━━━ Dataset extract ━━━

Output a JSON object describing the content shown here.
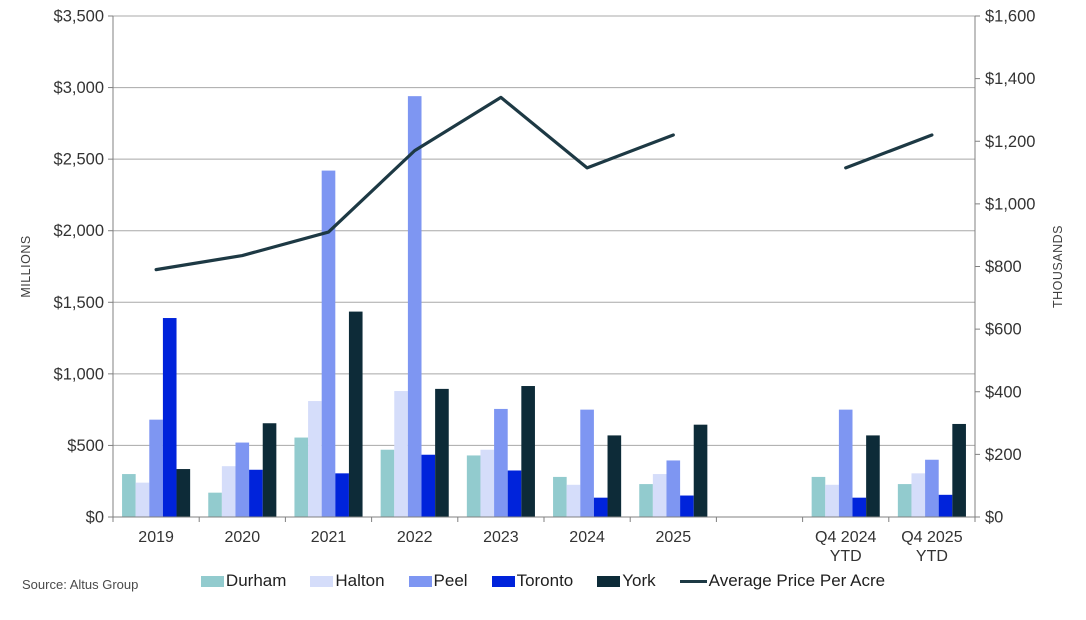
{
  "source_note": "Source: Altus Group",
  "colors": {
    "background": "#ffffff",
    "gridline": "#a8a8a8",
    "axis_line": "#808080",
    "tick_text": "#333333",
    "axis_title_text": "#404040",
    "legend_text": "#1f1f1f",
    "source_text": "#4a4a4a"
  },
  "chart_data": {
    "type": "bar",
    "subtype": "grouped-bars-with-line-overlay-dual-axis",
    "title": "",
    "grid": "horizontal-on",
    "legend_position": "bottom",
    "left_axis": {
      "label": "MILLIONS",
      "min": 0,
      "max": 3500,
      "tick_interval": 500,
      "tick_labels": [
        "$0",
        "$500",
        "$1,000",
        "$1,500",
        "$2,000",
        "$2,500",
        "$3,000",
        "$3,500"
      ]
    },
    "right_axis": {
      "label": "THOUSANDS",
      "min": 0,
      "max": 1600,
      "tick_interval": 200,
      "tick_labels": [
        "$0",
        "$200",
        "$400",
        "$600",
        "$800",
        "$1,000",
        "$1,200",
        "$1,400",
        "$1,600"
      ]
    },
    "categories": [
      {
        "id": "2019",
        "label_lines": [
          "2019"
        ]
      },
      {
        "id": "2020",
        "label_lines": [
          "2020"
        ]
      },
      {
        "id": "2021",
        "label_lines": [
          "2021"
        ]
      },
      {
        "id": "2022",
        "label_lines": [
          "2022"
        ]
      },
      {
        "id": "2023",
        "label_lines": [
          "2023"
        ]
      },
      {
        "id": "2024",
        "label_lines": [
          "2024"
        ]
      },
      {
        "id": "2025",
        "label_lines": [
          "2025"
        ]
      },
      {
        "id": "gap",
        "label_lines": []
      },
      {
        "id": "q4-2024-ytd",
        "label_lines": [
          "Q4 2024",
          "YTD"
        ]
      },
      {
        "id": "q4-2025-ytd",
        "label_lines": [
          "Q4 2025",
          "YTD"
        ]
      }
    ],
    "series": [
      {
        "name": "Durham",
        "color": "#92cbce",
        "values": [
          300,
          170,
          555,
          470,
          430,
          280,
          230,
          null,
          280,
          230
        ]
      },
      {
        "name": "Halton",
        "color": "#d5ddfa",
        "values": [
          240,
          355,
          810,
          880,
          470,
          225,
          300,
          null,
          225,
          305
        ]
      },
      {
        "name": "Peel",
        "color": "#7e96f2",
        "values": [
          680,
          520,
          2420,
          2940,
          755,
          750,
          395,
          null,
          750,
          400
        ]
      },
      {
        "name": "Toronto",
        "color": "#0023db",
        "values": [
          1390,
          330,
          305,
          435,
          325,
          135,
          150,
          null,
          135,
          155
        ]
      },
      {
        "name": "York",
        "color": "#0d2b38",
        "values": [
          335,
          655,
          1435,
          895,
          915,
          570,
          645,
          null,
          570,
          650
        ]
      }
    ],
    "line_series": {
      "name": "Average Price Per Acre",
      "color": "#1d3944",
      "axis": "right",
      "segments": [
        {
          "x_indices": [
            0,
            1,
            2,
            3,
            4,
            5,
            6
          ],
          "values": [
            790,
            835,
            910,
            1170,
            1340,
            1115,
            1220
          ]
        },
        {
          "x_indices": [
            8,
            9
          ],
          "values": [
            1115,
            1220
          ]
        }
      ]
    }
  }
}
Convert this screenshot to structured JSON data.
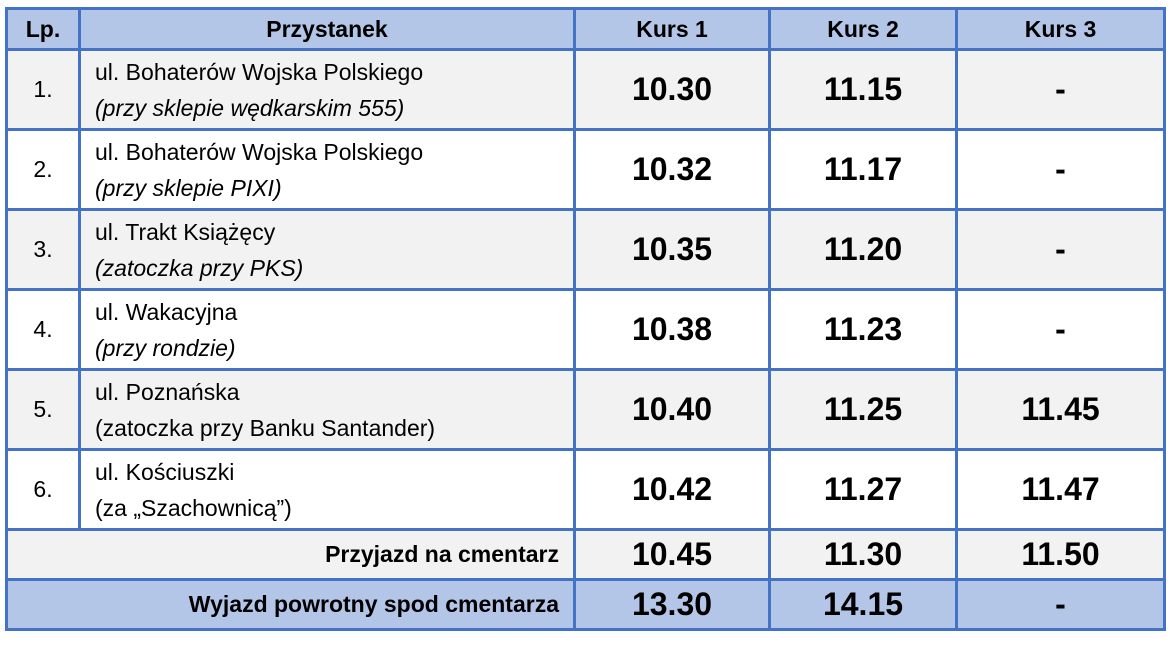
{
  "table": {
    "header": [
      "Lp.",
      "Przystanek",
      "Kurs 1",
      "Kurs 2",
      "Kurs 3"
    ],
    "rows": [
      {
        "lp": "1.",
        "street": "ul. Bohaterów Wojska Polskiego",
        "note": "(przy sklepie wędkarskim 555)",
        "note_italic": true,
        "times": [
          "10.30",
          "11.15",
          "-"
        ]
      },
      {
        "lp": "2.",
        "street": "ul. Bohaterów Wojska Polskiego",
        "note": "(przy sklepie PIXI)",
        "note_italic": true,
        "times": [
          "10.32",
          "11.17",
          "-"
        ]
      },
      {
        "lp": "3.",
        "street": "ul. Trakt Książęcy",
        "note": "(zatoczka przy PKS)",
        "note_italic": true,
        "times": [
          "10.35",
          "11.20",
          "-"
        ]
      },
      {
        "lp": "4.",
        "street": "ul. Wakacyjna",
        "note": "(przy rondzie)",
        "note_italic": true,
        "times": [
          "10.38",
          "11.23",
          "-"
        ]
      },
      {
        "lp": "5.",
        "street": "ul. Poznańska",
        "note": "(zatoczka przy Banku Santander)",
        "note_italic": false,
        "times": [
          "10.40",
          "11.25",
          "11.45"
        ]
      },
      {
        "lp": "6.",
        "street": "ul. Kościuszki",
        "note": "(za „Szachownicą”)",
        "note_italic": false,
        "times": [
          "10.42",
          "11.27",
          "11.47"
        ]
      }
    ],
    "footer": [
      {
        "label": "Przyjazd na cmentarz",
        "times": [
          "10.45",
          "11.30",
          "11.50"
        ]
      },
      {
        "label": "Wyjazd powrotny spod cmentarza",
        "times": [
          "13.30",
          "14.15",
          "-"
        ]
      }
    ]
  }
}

━━━

▸ **Problem requirements**
All records should be output exactly, with the pictures left out.

▸ **Written response**
Output a JSON object describing the content shown here.
{
  "source_note": "Source: Altus Group",
  "colors": {
    "background": "#ffffff",
    "gridline": "#a8a8a8",
    "axis_line": "#808080",
    "tick_text": "#333333",
    "axis_title_text": "#404040",
    "legend_text": "#1f1f1f",
    "source_text": "#4a4a4a"
  },
  "chart_data": {
    "type": "bar",
    "subtype": "grouped-bars-with-line-overlay-dual-axis",
    "title": "",
    "grid": "horizontal-on",
    "legend_position": "bottom",
    "left_axis": {
      "label": "MILLIONS",
      "min": 0,
      "max": 3500,
      "tick_interval": 500,
      "tick_labels": [
        "$0",
        "$500",
        "$1,000",
        "$1,500",
        "$2,000",
        "$2,500",
        "$3,000",
        "$3,500"
      ]
    },
    "right_axis": {
      "label": "THOUSANDS",
      "min": 0,
      "max": 1600,
      "tick_interval": 200,
      "tick_labels": [
        "$0",
        "$200",
        "$400",
        "$600",
        "$800",
        "$1,000",
        "$1,200",
        "$1,400",
        "$1,600"
      ]
    },
    "categories": [
      {
        "id": "2019",
        "label_lines": [
          "2019"
        ]
      },
      {
        "id": "2020",
        "label_lines": [
          "2020"
        ]
      },
      {
        "id": "2021",
        "label_lines": [
          "2021"
        ]
      },
      {
        "id": "2022",
        "label_lines": [
          "2022"
        ]
      },
      {
        "id": "2023",
        "label_lines": [
          "2023"
        ]
      },
      {
        "id": "2024",
        "label_lines": [
          "2024"
        ]
      },
      {
        "id": "2025",
        "label_lines": [
          "2025"
        ]
      },
      {
        "id": "gap",
        "label_lines": []
      },
      {
        "id": "q4-2024-ytd",
        "label_lines": [
          "Q4 2024",
          "YTD"
        ]
      },
      {
        "id": "q4-2025-ytd",
        "label_lines": [
          "Q4 2025",
          "YTD"
        ]
      }
    ],
    "series": [
      {
        "name": "Durham",
        "color": "#92cbce",
        "values": [
          300,
          170,
          555,
          470,
          430,
          280,
          230,
          null,
          280,
          230
        ]
      },
      {
        "name": "Halton",
        "color": "#d5ddfa",
        "values": [
          240,
          355,
          810,
          880,
          470,
          225,
          300,
          null,
          225,
          305
        ]
      },
      {
        "name": "Peel",
        "color": "#7e96f2",
        "values": [
          680,
          520,
          2420,
          2940,
          755,
          750,
          395,
          null,
          750,
          400
        ]
      },
      {
        "name": "Toronto",
        "color": "#0023db",
        "values": [
          1390,
          330,
          305,
          435,
          325,
          135,
          150,
          null,
          135,
          155
        ]
      },
      {
        "name": "York",
        "color": "#0d2b38",
        "values": [
          335,
          655,
          1435,
          895,
          915,
          570,
          645,
          null,
          570,
          650
        ]
      }
    ],
    "line_series": {
      "name": "Average Price Per Acre",
      "color": "#1d3944",
      "axis": "right",
      "segments": [
        {
          "x_indices": [
            0,
            1,
            2,
            3,
            4,
            5,
            6
          ],
          "values": [
            790,
            835,
            910,
            1170,
            1340,
            1115,
            1220
          ]
        },
        {
          "x_indices": [
            8,
            9
          ],
          "values": [
            1115,
            1220
          ]
        }
      ]
    }
  }
}
Convert this screenshot to structured JSON data.
{
  "table": {
    "header": [
      "Lp.",
      "Przystanek",
      "Kurs 1",
      "Kurs 2",
      "Kurs 3"
    ],
    "rows": [
      {
        "lp": "1.",
        "street": "ul. Bohaterów Wojska Polskiego",
        "note": "(przy sklepie wędkarskim 555)",
        "note_italic": true,
        "times": [
          "10.30",
          "11.15",
          "-"
        ]
      },
      {
        "lp": "2.",
        "street": "ul. Bohaterów Wojska Polskiego",
        "note": "(przy sklepie PIXI)",
        "note_italic": true,
        "times": [
          "10.32",
          "11.17",
          "-"
        ]
      },
      {
        "lp": "3.",
        "street": "ul. Trakt Książęcy",
        "note": "(zatoczka przy PKS)",
        "note_italic": true,
        "times": [
          "10.35",
          "11.20",
          "-"
        ]
      },
      {
        "lp": "4.",
        "street": "ul. Wakacyjna",
        "note": "(przy rondzie)",
        "note_italic": true,
        "times": [
          "10.38",
          "11.23",
          "-"
        ]
      },
      {
        "lp": "5.",
        "street": "ul. Poznańska",
        "note": "(zatoczka przy Banku Santander)",
        "note_italic": false,
        "times": [
          "10.40",
          "11.25",
          "11.45"
        ]
      },
      {
        "lp": "6.",
        "street": "ul. Kościuszki",
        "note": "(za „Szachownicą”)",
        "note_italic": false,
        "times": [
          "10.42",
          "11.27",
          "11.47"
        ]
      }
    ],
    "footer": [
      {
        "label": "Przyjazd na cmentarz",
        "times": [
          "10.45",
          "11.30",
          "11.50"
        ]
      },
      {
        "label": "Wyjazd powrotny spod cmentarza",
        "times": [
          "13.30",
          "14.15",
          "-"
        ]
      }
    ]
  }
}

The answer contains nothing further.